___ INPUT ROWS ___
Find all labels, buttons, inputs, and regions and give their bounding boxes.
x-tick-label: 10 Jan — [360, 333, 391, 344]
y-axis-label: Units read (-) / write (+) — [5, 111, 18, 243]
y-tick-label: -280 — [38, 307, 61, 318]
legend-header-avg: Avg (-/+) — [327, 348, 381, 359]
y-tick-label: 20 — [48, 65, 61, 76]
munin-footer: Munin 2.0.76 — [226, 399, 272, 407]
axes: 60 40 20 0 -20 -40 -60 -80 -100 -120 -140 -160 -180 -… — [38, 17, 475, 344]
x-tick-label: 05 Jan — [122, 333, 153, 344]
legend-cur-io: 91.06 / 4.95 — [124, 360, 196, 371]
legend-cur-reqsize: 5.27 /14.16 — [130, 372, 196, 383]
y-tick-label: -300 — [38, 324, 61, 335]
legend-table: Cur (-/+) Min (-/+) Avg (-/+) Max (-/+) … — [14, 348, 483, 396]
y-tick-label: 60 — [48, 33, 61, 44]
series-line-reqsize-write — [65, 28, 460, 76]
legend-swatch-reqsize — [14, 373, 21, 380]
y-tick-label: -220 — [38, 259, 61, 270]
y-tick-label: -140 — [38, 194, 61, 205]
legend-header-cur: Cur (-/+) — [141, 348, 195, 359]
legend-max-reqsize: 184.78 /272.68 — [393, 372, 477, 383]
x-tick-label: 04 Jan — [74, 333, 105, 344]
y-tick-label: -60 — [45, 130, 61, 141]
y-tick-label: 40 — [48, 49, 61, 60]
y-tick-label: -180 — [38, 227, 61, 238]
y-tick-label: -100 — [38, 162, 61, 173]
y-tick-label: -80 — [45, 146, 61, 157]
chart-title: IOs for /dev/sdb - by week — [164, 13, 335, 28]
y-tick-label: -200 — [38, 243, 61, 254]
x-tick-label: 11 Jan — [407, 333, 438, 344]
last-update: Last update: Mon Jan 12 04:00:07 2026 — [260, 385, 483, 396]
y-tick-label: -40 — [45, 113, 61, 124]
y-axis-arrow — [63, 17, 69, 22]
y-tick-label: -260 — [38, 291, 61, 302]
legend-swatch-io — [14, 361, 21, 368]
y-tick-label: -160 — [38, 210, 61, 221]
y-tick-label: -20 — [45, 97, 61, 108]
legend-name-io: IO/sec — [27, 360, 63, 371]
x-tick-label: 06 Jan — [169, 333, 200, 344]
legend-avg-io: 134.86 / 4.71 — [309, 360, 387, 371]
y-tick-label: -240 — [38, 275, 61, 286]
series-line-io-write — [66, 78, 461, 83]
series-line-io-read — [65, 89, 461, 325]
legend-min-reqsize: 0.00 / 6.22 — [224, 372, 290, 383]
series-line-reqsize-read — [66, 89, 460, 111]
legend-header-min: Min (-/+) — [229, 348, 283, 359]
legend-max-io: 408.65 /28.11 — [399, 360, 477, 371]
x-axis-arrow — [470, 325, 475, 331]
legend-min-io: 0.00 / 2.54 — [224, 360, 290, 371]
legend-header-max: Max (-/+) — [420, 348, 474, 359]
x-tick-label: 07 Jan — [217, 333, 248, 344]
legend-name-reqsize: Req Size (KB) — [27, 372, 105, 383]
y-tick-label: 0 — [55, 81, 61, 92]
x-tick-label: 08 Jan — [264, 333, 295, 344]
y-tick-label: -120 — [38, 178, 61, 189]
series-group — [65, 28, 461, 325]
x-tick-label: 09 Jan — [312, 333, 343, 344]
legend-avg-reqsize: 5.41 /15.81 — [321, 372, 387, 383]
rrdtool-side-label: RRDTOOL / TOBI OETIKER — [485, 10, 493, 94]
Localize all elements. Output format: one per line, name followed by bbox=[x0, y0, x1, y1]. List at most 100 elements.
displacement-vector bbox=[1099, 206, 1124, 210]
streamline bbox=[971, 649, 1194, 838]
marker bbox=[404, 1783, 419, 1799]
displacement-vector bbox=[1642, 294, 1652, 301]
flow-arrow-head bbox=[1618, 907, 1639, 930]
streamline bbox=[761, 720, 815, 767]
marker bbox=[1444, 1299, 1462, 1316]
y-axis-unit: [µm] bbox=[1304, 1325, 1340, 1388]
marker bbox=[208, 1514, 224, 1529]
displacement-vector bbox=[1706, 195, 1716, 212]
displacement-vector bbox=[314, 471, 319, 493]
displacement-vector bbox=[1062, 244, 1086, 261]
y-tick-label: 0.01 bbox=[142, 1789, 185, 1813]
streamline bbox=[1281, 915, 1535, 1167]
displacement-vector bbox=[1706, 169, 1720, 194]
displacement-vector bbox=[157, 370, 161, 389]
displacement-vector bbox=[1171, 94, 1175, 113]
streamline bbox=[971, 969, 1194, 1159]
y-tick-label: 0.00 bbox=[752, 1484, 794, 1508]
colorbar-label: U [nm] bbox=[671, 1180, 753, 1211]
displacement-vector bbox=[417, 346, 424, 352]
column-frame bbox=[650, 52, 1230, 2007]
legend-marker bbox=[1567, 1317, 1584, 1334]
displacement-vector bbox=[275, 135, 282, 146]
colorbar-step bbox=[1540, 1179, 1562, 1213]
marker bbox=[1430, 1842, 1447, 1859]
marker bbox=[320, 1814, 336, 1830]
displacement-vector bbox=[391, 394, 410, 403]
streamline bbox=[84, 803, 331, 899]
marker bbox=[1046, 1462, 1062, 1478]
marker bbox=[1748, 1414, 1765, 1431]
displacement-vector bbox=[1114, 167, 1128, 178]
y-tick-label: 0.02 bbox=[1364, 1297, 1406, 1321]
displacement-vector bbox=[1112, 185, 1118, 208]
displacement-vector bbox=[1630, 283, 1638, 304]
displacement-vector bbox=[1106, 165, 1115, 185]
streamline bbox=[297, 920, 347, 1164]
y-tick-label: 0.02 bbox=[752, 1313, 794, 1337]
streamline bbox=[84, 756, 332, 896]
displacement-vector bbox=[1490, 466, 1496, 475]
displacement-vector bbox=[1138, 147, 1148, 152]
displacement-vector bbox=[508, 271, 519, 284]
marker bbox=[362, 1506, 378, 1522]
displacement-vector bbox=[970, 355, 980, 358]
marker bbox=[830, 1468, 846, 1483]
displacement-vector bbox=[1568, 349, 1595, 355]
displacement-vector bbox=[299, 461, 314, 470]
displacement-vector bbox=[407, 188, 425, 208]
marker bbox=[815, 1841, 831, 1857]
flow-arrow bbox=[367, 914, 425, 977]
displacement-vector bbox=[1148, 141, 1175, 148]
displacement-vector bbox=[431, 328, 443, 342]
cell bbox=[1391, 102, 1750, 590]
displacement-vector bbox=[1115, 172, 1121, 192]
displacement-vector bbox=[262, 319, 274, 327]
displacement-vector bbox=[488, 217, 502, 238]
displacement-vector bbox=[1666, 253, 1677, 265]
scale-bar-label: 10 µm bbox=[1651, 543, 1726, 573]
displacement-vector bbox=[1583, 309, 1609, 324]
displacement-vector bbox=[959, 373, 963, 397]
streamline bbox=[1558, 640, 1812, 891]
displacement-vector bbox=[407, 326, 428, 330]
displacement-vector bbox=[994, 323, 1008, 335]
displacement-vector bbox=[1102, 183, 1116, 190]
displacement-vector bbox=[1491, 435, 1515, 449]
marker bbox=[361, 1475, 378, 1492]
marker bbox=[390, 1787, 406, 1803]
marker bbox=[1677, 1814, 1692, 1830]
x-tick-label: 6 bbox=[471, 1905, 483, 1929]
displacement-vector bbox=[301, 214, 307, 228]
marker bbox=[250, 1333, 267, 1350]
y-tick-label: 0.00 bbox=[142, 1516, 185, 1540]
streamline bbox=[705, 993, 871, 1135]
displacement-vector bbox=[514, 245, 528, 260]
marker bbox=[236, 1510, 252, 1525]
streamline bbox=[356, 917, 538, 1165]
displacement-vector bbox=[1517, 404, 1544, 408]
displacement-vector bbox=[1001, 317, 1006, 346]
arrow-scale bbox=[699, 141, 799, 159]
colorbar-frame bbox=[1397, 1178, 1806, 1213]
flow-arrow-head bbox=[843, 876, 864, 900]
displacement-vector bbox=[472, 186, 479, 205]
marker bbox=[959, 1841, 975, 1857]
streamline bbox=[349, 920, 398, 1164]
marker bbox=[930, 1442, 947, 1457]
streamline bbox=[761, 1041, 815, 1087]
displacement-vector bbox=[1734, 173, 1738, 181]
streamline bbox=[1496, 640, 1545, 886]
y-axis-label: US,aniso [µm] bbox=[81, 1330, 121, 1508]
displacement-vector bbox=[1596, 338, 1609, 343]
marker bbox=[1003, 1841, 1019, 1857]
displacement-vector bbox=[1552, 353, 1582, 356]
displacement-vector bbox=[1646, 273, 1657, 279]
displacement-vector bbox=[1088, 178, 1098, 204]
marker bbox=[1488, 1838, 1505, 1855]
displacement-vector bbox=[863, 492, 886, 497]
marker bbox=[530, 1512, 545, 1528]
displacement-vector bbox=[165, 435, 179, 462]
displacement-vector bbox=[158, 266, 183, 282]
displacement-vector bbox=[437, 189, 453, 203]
___
### PROMPT
Pull out every line in the entries above that contains the string "swatch", matching case exactly.

### FINAL ANSWER
legend-swatch-reqsize — [14, 373, 21, 380]
legend-swatch-io — [14, 361, 21, 368]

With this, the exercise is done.